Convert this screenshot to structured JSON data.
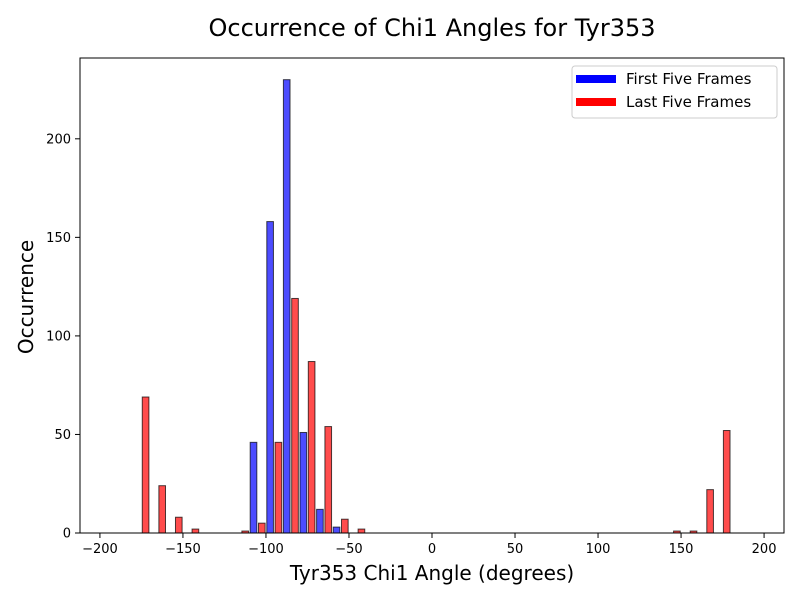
{
  "chart_data": {
    "type": "bar",
    "title": "Occurrence of Chi1 Angles for Tyr353",
    "xlabel": "Tyr353 Chi1 Angle (degrees)",
    "ylabel": "Occurrence",
    "xlim": [
      -212,
      212
    ],
    "ylim": [
      0,
      241
    ],
    "xticks": [
      -200,
      -150,
      -100,
      -50,
      0,
      50,
      100,
      150,
      200
    ],
    "yticks": [
      0,
      50,
      100,
      150,
      200
    ],
    "bin_edges": [
      -180,
      -170,
      -160,
      -150,
      -140,
      -130,
      -120,
      -110,
      -100,
      -90,
      -80,
      -70,
      -60,
      -50,
      -40,
      -30,
      -20,
      -10,
      0,
      10,
      20,
      30,
      40,
      50,
      60,
      70,
      80,
      90,
      100,
      110,
      120,
      130,
      140,
      150,
      160,
      170,
      180
    ],
    "series": [
      {
        "name": "First Five Frames",
        "color": "#0000ff",
        "values": [
          0,
          0,
          0,
          0,
          0,
          0,
          0,
          46,
          158,
          230,
          51,
          12,
          3,
          0,
          0,
          0,
          0,
          0,
          0,
          0,
          0,
          0,
          0,
          0,
          0,
          0,
          0,
          0,
          0,
          0,
          0,
          0,
          0,
          0,
          0,
          0
        ]
      },
      {
        "name": "Last Five Frames",
        "color": "#ff0000",
        "values": [
          69,
          24,
          8,
          2,
          0,
          0,
          1,
          5,
          46,
          119,
          87,
          54,
          7,
          2,
          0,
          0,
          0,
          0,
          0,
          0,
          0,
          0,
          0,
          0,
          0,
          0,
          0,
          0,
          0,
          0,
          0,
          0,
          1,
          1,
          22,
          52
        ]
      }
    ],
    "bar_alpha": 0.7,
    "edge_color": "#000000",
    "legend_position": "top-right",
    "grid": false
  }
}
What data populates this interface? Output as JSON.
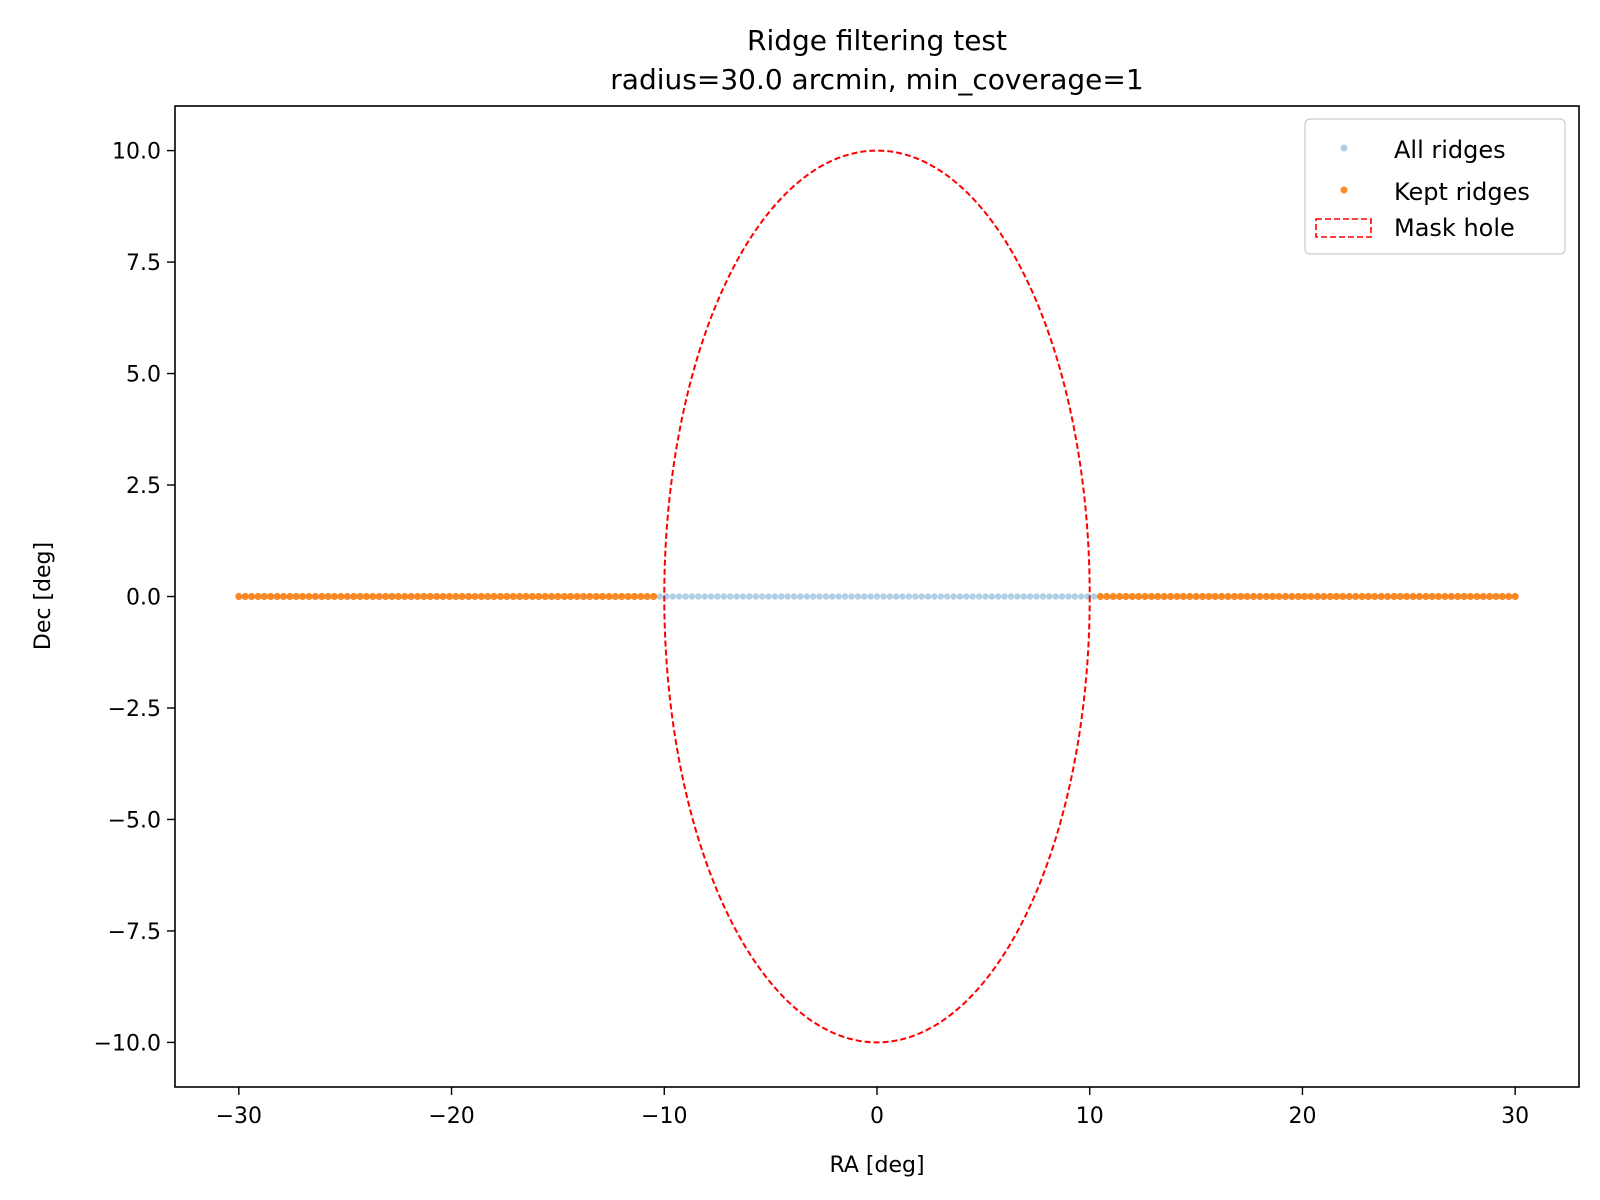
{
  "chart_data": {
    "type": "scatter",
    "title": "Ridge filtering test",
    "subtitle": "radius=30.0 arcmin, min_coverage=1",
    "xlabel": "RA [deg]",
    "ylabel": "Dec [deg]",
    "xlim": [
      -33,
      33
    ],
    "ylim": [
      -11,
      11
    ],
    "xticks": [
      -30,
      -20,
      -10,
      0,
      10,
      20,
      30
    ],
    "xtick_labels": [
      "−30",
      "−20",
      "−10",
      "0",
      "10",
      "20",
      "30"
    ],
    "yticks": [
      -10,
      -7.5,
      -5,
      -2.5,
      0,
      2.5,
      5,
      7.5,
      10
    ],
    "ytick_labels": [
      "−10.0",
      "−7.5",
      "−5.0",
      "−2.5",
      "0.0",
      "2.5",
      "5.0",
      "7.5",
      "10.0"
    ],
    "grid": false,
    "legend_position": "top-right",
    "series": [
      {
        "name": "All ridges",
        "kind": "scatter",
        "color": "#1f77b4",
        "opacity": 0.35,
        "x_range": [
          -30,
          30
        ],
        "n_points": 201,
        "y": 0
      },
      {
        "name": "Kept ridges",
        "kind": "scatter",
        "color": "#ff7f0e",
        "opacity": 0.9,
        "x_range": [
          -30,
          30
        ],
        "n_points": 201,
        "y": 0,
        "excluded_abs_x_below": 10.5
      },
      {
        "name": "Mask hole",
        "kind": "ellipse-outline",
        "color": "#ff0000",
        "linestyle": "dashed",
        "center": [
          0,
          0
        ],
        "radius": 10
      }
    ]
  }
}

•••••

▶ **Directive**: All records above are to be printed exactly, minus the pictures they contain.

▶ **Written answer**:
Convert this screenshot to structured JSON data.
{
  "chart_data": {
    "type": "bar",
    "title": "Occurrence of Chi1 Angles for Tyr353",
    "xlabel": "Tyr353 Chi1 Angle (degrees)",
    "ylabel": "Occurrence",
    "xlim": [
      -212,
      212
    ],
    "ylim": [
      0,
      241
    ],
    "xticks": [
      -200,
      -150,
      -100,
      -50,
      0,
      50,
      100,
      150,
      200
    ],
    "yticks": [
      0,
      50,
      100,
      150,
      200
    ],
    "bin_edges": [
      -180,
      -170,
      -160,
      -150,
      -140,
      -130,
      -120,
      -110,
      -100,
      -90,
      -80,
      -70,
      -60,
      -50,
      -40,
      -30,
      -20,
      -10,
      0,
      10,
      20,
      30,
      40,
      50,
      60,
      70,
      80,
      90,
      100,
      110,
      120,
      130,
      140,
      150,
      160,
      170,
      180
    ],
    "series": [
      {
        "name": "First Five Frames",
        "color": "#0000ff",
        "values": [
          0,
          0,
          0,
          0,
          0,
          0,
          0,
          46,
          158,
          230,
          51,
          12,
          3,
          0,
          0,
          0,
          0,
          0,
          0,
          0,
          0,
          0,
          0,
          0,
          0,
          0,
          0,
          0,
          0,
          0,
          0,
          0,
          0,
          0,
          0,
          0
        ]
      },
      {
        "name": "Last Five Frames",
        "color": "#ff0000",
        "values": [
          69,
          24,
          8,
          2,
          0,
          0,
          1,
          5,
          46,
          119,
          87,
          54,
          7,
          2,
          0,
          0,
          0,
          0,
          0,
          0,
          0,
          0,
          0,
          0,
          0,
          0,
          0,
          0,
          0,
          0,
          0,
          0,
          1,
          1,
          22,
          52
        ]
      }
    ],
    "bar_alpha": 0.7,
    "edge_color": "#000000",
    "legend_position": "top-right",
    "grid": false
  }
}
What data populates this interface? Output as JSON.
{
  "chart_data": {
    "type": "scatter",
    "title": "Ridge filtering test",
    "subtitle": "radius=30.0 arcmin, min_coverage=1",
    "xlabel": "RA [deg]",
    "ylabel": "Dec [deg]",
    "xlim": [
      -33,
      33
    ],
    "ylim": [
      -11,
      11
    ],
    "xticks": [
      -30,
      -20,
      -10,
      0,
      10,
      20,
      30
    ],
    "xtick_labels": [
      "−30",
      "−20",
      "−10",
      "0",
      "10",
      "20",
      "30"
    ],
    "yticks": [
      -10,
      -7.5,
      -5,
      -2.5,
      0,
      2.5,
      5,
      7.5,
      10
    ],
    "ytick_labels": [
      "−10.0",
      "−7.5",
      "−5.0",
      "−2.5",
      "0.0",
      "2.5",
      "5.0",
      "7.5",
      "10.0"
    ],
    "grid": false,
    "legend_position": "top-right",
    "series": [
      {
        "name": "All ridges",
        "kind": "scatter",
        "color": "#1f77b4",
        "opacity": 0.35,
        "x_range": [
          -30,
          30
        ],
        "n_points": 201,
        "y": 0
      },
      {
        "name": "Kept ridges",
        "kind": "scatter",
        "color": "#ff7f0e",
        "opacity": 0.9,
        "x_range": [
          -30,
          30
        ],
        "n_points": 201,
        "y": 0,
        "excluded_abs_x_below": 10.5
      },
      {
        "name": "Mask hole",
        "kind": "ellipse-outline",
        "color": "#ff0000",
        "linestyle": "dashed",
        "center": [
          0,
          0
        ],
        "radius": 10
      }
    ]
  }
}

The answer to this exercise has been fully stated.